§ **Extrato de dados**
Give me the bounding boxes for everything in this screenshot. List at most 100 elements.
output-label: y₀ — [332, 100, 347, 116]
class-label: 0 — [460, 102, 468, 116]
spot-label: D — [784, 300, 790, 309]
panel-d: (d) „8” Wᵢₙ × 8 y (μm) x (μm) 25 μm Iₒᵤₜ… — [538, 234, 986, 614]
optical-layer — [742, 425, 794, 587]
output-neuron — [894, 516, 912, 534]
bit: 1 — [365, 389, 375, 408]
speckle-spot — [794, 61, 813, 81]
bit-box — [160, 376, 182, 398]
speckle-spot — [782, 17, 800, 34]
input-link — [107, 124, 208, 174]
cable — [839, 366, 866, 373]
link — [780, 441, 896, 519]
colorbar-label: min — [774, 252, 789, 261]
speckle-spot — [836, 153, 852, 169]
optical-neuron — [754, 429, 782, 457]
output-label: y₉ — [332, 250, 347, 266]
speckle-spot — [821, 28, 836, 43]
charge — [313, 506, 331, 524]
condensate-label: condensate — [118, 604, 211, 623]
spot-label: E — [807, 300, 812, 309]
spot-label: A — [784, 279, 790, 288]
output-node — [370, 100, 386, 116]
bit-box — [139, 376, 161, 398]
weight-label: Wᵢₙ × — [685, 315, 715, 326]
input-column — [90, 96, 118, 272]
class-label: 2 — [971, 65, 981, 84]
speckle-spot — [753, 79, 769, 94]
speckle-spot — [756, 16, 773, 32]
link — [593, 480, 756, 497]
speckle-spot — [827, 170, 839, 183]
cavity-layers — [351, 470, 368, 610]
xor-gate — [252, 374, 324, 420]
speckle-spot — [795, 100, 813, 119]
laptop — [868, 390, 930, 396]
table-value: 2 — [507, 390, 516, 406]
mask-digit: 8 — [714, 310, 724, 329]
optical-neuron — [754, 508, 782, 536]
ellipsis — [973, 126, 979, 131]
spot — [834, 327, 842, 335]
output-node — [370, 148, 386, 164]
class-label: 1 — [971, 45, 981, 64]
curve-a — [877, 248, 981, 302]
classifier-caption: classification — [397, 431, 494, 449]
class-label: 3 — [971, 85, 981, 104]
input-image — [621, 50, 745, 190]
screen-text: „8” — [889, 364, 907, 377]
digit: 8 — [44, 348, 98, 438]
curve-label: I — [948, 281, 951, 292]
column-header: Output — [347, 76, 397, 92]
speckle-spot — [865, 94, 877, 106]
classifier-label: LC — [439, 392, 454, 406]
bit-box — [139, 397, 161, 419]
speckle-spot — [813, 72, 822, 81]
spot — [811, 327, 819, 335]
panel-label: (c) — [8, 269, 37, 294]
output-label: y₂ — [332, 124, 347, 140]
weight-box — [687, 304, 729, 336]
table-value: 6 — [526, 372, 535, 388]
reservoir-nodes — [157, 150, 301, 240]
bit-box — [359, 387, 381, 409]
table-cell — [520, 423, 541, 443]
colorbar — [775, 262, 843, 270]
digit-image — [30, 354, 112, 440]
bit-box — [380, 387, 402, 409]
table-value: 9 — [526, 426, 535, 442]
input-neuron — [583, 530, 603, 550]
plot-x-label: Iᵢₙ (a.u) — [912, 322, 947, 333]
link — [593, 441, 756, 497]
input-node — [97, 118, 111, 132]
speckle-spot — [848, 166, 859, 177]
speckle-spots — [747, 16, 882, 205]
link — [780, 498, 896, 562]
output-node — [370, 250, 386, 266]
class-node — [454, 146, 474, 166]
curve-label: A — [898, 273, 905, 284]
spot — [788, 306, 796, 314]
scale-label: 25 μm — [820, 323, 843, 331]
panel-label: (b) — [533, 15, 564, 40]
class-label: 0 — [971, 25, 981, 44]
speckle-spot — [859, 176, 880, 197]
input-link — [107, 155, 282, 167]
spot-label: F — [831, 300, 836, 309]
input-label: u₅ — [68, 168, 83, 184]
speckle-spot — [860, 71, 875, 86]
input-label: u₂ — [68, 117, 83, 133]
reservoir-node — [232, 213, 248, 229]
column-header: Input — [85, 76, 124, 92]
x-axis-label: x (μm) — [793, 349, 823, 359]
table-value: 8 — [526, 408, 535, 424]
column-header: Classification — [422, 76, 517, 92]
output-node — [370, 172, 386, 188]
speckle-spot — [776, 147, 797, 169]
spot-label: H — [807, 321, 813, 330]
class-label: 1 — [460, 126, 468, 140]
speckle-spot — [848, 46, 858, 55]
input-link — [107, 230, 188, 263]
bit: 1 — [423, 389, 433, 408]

§ **O que produzir**
Conte quantas linhas dos itens acima contêm a sequência "curve", diferenciando maiúsculas de minúsculas, e informe apenas o número.

§ **Resultado da tarefa**
3